• **WHAT YOU NEED TO DO**: Single out the lines of the material that contain "smarta" and copy them.

--- START ENTRIES ---

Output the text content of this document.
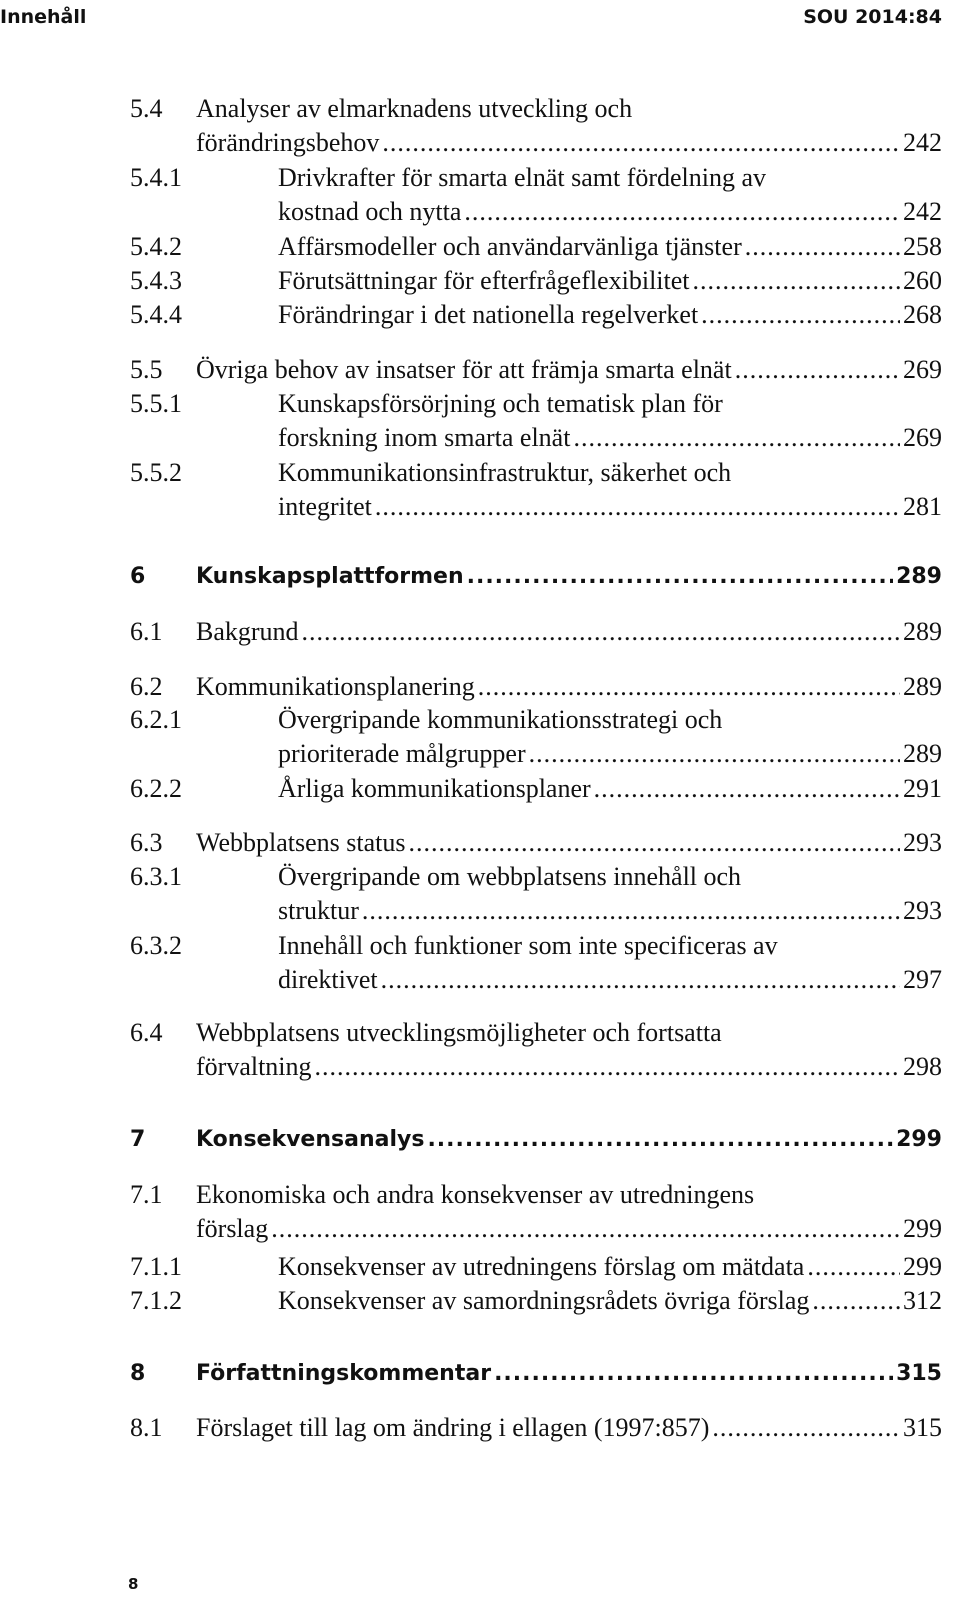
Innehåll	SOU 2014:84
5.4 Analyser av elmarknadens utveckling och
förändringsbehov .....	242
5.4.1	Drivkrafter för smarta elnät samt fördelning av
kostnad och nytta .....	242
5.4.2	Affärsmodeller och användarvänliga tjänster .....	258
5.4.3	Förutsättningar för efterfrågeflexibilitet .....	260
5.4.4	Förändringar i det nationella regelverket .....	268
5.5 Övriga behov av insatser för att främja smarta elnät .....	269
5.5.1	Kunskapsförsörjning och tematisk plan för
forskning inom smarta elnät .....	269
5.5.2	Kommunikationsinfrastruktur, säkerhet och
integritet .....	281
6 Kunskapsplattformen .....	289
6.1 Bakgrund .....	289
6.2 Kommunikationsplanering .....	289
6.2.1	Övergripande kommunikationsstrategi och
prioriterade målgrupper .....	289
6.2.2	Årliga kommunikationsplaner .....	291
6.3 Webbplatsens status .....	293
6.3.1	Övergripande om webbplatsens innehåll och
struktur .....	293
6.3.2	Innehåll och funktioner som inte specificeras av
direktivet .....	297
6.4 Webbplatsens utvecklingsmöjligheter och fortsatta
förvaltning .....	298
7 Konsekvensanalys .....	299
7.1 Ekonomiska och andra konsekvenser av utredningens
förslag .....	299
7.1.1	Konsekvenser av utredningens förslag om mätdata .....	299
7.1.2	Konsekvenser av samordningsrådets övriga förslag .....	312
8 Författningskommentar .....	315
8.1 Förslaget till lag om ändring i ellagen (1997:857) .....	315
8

--- END ENTRIES ---

• **FINAL RESULT**:
5.4.1	Drivkrafter för smarta elnät samt fördelning av
5.5 Övriga behov av insatser för att främja smarta elnät .....	269
forskning inom smarta elnät .....	269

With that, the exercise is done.